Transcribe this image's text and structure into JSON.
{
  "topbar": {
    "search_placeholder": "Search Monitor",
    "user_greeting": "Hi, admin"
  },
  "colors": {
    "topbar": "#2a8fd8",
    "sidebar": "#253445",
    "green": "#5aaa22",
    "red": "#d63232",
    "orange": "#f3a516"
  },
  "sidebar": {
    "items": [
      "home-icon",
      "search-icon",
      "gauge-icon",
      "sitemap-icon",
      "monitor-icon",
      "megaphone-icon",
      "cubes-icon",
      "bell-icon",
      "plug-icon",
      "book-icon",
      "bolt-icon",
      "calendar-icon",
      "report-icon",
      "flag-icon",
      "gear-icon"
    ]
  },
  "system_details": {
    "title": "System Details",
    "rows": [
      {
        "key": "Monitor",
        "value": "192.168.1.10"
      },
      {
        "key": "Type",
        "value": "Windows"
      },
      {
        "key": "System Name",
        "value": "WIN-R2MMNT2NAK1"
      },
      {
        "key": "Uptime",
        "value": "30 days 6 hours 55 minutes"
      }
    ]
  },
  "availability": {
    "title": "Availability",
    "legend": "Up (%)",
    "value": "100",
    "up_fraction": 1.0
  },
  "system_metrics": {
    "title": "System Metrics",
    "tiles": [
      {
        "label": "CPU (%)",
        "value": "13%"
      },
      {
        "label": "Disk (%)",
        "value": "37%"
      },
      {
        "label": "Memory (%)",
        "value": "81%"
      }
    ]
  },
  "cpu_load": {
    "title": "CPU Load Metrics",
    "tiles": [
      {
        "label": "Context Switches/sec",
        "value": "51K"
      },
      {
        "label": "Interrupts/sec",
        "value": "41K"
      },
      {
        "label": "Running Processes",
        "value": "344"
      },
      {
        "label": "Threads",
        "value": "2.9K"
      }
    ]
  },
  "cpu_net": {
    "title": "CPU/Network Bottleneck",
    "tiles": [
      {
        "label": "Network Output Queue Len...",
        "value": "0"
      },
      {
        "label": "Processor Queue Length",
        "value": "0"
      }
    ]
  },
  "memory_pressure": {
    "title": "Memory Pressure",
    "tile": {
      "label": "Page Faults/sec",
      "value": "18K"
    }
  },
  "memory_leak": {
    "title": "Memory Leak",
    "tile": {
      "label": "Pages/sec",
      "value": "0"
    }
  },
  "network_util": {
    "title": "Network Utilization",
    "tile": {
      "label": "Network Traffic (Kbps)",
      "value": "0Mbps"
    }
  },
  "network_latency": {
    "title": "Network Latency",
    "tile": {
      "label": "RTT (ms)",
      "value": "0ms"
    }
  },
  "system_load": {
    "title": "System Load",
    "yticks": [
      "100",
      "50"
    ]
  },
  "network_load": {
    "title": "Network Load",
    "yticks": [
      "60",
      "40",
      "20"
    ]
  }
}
* * * * * * *
What you are asked to do: Quote the whole listing above, leaving nothing out.

Exercise solution:
Transcribe this image's text and structure into JSON.
{
  "topbar": {
    "search_placeholder": "Search Monitor",
    "user_greeting": "Hi, admin"
  },
  "colors": {
    "topbar": "#2a8fd8",
    "sidebar": "#253445",
    "green": "#5aaa22",
    "red": "#d63232",
    "orange": "#f3a516"
  },
  "sidebar": {
    "items": [
      "home-icon",
      "search-icon",
      "gauge-icon",
      "sitemap-icon",
      "monitor-icon",
      "megaphone-icon",
      "cubes-icon",
      "bell-icon",
      "plug-icon",
      "book-icon",
      "bolt-icon",
      "calendar-icon",
      "report-icon",
      "flag-icon",
      "gear-icon"
    ]
  },
  "system_details": {
    "title": "System Details",
    "rows": [
      {
        "key": "Monitor",
        "value": "192.168.1.10"
      },
      {
        "key": "Type",
        "value": "Windows"
      },
      {
        "key": "System Name",
        "value": "WIN-R2MMNT2NAK1"
      },
      {
        "key": "Uptime",
        "value": "30 days 6 hours 55 minutes"
      }
    ]
  },
  "availability": {
    "title": "Availability",
    "legend": "Up (%)",
    "value": "100",
    "up_fraction": 1.0
  },
  "system_metrics": {
    "title": "System Metrics",
    "tiles": [
      {
        "label": "CPU (%)",
        "value": "13%"
      },
      {
        "label": "Disk (%)",
        "value": "37%"
      },
      {
        "label": "Memory (%)",
        "value": "81%"
      }
    ]
  },
  "cpu_load": {
    "title": "CPU Load Metrics",
    "tiles": [
      {
        "label": "Context Switches/sec",
        "value": "51K"
      },
      {
        "label": "Interrupts/sec",
        "value": "41K"
      },
      {
        "label": "Running Processes",
        "value": "344"
      },
      {
        "label": "Threads",
        "value": "2.9K"
      }
    ]
  },
  "cpu_net": {
    "title": "CPU/Network Bottleneck",
    "tiles": [
      {
        "label": "Network Output Queue Len...",
        "value": "0"
      },
      {
        "label": "Processor Queue Length",
        "value": "0"
      }
    ]
  },
  "memory_pressure": {
    "title": "Memory Pressure",
    "tile": {
      "label": "Page Faults/sec",
      "value": "18K"
    }
  },
  "memory_leak": {
    "title": "Memory Leak",
    "tile": {
      "label": "Pages/sec",
      "value": "0"
    }
  },
  "network_util": {
    "title": "Network Utilization",
    "tile": {
      "label": "Network Traffic (Kbps)",
      "value": "0Mbps"
    }
  },
  "network_latency": {
    "title": "Network Latency",
    "tile": {
      "label": "RTT (ms)",
      "value": "0ms"
    }
  },
  "system_load": {
    "title": "System Load",
    "yticks": [
      "100",
      "50"
    ]
  },
  "network_load": {
    "title": "Network Load",
    "yticks": [
      "60",
      "40",
      "20"
    ]
  }
}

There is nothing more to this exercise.